**Dataset records**
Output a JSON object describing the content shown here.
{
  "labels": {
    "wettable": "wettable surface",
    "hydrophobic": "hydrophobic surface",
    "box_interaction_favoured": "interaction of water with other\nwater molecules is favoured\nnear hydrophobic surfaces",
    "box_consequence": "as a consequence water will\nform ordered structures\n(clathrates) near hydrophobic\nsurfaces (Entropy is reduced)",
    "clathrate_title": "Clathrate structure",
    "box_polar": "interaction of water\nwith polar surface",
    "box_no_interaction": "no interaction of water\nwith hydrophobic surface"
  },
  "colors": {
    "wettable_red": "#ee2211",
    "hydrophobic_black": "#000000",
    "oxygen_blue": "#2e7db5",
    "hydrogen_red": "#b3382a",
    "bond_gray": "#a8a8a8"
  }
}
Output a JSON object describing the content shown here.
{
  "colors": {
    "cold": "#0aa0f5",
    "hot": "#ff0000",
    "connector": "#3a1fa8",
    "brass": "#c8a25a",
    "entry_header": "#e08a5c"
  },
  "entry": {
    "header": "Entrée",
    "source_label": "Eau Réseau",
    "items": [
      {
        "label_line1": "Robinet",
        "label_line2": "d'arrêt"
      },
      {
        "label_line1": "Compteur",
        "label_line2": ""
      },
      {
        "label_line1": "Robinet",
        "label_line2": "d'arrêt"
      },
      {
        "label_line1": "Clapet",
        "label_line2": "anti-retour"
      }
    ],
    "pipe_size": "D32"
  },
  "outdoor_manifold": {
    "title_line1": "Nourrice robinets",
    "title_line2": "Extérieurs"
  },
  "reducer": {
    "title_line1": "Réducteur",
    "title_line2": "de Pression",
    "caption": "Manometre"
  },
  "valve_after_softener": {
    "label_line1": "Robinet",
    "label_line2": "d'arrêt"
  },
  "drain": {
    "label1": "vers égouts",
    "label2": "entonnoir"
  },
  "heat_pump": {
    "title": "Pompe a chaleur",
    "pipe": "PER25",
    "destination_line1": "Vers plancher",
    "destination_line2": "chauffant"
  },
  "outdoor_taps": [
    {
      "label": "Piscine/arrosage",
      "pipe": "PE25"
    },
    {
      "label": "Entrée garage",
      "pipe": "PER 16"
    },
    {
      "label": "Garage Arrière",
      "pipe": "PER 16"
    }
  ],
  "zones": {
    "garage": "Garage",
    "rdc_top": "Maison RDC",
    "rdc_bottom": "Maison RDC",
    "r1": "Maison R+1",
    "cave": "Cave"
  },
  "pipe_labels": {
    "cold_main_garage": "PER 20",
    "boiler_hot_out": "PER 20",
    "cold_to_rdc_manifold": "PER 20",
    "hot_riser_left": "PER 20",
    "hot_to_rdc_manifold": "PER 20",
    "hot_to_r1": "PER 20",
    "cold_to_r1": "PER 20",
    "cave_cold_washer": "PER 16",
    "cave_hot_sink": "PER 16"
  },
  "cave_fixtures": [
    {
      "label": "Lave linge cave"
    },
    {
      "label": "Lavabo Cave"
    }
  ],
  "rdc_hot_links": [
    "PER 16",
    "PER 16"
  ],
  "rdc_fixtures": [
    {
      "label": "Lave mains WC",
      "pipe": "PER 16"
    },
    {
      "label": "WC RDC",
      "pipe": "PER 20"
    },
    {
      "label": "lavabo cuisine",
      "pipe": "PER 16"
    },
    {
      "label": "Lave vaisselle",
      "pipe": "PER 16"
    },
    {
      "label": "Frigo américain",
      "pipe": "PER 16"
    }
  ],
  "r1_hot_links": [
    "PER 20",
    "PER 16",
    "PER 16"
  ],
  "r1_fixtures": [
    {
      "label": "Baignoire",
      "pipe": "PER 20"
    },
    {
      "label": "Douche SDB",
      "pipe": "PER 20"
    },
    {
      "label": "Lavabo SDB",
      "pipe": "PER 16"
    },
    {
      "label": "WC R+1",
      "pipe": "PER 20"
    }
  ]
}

**What you are asked to do**
Write out the full listing exactly as given.

**Answer below**
Output a JSON object describing the content shown here.
{
  "labels": {
    "wettable": "wettable surface",
    "hydrophobic": "hydrophobic surface",
    "box_interaction_favoured": "interaction of water with other\nwater molecules is favoured\nnear hydrophobic surfaces",
    "box_consequence": "as a consequence water will\nform ordered structures\n(clathrates) near hydrophobic\nsurfaces (Entropy is reduced)",
    "clathrate_title": "Clathrate structure",
    "box_polar": "interaction of water\nwith polar surface",
    "box_no_interaction": "no interaction of water\nwith hydrophobic surface"
  },
  "colors": {
    "wettable_red": "#ee2211",
    "hydrophobic_black": "#000000",
    "oxygen_blue": "#2e7db5",
    "hydrogen_red": "#b3382a",
    "bond_gray": "#a8a8a8"
  }
}
Output a JSON object describing the content shown here.
{
  "colors": {
    "cold": "#0aa0f5",
    "hot": "#ff0000",
    "connector": "#3a1fa8",
    "brass": "#c8a25a",
    "entry_header": "#e08a5c"
  },
  "entry": {
    "header": "Entrée",
    "source_label": "Eau Réseau",
    "items": [
      {
        "label_line1": "Robinet",
        "label_line2": "d'arrêt"
      },
      {
        "label_line1": "Compteur",
        "label_line2": ""
      },
      {
        "label_line1": "Robinet",
        "label_line2": "d'arrêt"
      },
      {
        "label_line1": "Clapet",
        "label_line2": "anti-retour"
      }
    ],
    "pipe_size": "D32"
  },
  "outdoor_manifold": {
    "title_line1": "Nourrice robinets",
    "title_line2": "Extérieurs"
  },
  "reducer": {
    "title_line1": "Réducteur",
    "title_line2": "de Pression",
    "caption": "Manometre"
  },
  "valve_after_softener": {
    "label_line1": "Robinet",
    "label_line2": "d'arrêt"
  },
  "drain": {
    "label1": "vers égouts",
    "label2": "entonnoir"
  },
  "heat_pump": {
    "title": "Pompe a chaleur",
    "pipe": "PER25",
    "destination_line1": "Vers plancher",
    "destination_line2": "chauffant"
  },
  "outdoor_taps": [
    {
      "label": "Piscine/arrosage",
      "pipe": "PE25"
    },
    {
      "label": "Entrée garage",
      "pipe": "PER 16"
    },
    {
      "label": "Garage Arrière",
      "pipe": "PER 16"
    }
  ],
  "zones": {
    "garage": "Garage",
    "rdc_top": "Maison RDC",
    "rdc_bottom": "Maison RDC",
    "r1": "Maison R+1",
    "cave": "Cave"
  },
  "pipe_labels": {
    "cold_main_garage": "PER 20",
    "boiler_hot_out": "PER 20",
    "cold_to_rdc_manifold": "PER 20",
    "hot_riser_left": "PER 20",
    "hot_to_rdc_manifold": "PER 20",
    "hot_to_r1": "PER 20",
    "cold_to_r1": "PER 20",
    "cave_cold_washer": "PER 16",
    "cave_hot_sink": "PER 16"
  },
  "cave_fixtures": [
    {
      "label": "Lave linge cave"
    },
    {
      "label": "Lavabo Cave"
    }
  ],
  "rdc_hot_links": [
    "PER 16",
    "PER 16"
  ],
  "rdc_fixtures": [
    {
      "label": "Lave mains WC",
      "pipe": "PER 16"
    },
    {
      "label": "WC RDC",
      "pipe": "PER 20"
    },
    {
      "label": "lavabo cuisine",
      "pipe": "PER 16"
    },
    {
      "label": "Lave vaisselle",
      "pipe": "PER 16"
    },
    {
      "label": "Frigo américain",
      "pipe": "PER 16"
    }
  ],
  "r1_hot_links": [
    "PER 20",
    "PER 16",
    "PER 16"
  ],
  "r1_fixtures": [
    {
      "label": "Baignoire",
      "pipe": "PER 20"
    },
    {
      "label": "Douche SDB",
      "pipe": "PER 20"
    },
    {
      "label": "Lavabo SDB",
      "pipe": "PER 16"
    },
    {
      "label": "WC R+1",
      "pipe": "PER 20"
    }
  ]
}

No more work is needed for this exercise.